> **Extracted entries**:
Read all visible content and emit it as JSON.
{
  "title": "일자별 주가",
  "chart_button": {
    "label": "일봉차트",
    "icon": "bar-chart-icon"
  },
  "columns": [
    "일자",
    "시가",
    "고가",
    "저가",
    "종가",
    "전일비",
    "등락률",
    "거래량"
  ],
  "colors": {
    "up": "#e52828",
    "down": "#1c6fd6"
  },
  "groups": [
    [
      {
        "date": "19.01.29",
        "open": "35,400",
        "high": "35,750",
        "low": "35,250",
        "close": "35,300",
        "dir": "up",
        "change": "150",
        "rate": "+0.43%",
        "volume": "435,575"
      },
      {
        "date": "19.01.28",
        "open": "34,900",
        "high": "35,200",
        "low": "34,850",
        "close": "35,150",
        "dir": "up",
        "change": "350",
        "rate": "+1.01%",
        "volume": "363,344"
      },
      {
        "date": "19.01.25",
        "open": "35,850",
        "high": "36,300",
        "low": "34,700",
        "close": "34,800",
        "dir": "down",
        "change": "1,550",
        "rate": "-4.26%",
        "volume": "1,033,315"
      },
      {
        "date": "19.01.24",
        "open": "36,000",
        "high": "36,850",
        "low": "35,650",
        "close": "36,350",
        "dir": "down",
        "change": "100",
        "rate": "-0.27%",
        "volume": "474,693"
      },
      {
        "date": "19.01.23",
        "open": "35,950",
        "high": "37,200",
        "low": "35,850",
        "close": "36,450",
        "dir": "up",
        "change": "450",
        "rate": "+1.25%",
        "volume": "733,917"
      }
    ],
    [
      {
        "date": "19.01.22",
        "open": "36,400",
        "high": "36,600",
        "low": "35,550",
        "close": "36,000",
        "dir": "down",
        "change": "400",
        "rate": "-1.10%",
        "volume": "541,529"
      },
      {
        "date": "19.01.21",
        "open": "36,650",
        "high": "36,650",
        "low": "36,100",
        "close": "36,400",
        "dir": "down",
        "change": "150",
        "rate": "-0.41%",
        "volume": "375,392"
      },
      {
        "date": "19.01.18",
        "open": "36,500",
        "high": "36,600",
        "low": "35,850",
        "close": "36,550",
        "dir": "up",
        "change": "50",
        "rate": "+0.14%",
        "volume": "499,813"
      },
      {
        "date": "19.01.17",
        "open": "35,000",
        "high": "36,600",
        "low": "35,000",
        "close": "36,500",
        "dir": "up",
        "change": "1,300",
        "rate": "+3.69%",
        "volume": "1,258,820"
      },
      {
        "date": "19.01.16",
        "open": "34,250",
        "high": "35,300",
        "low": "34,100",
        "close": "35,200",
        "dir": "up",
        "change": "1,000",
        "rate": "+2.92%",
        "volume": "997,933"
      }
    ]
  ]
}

> **Work to do**: Return, from the data, each line that has the word "change" in it.

> **Answer below**:
        "change": "150",
        "change": "350",
        "change": "1,550",
        "change": "100",
        "change": "450",
        "change": "400",
        "change": "150",
        "change": "50",
        "change": "1,300",
        "change": "1,000",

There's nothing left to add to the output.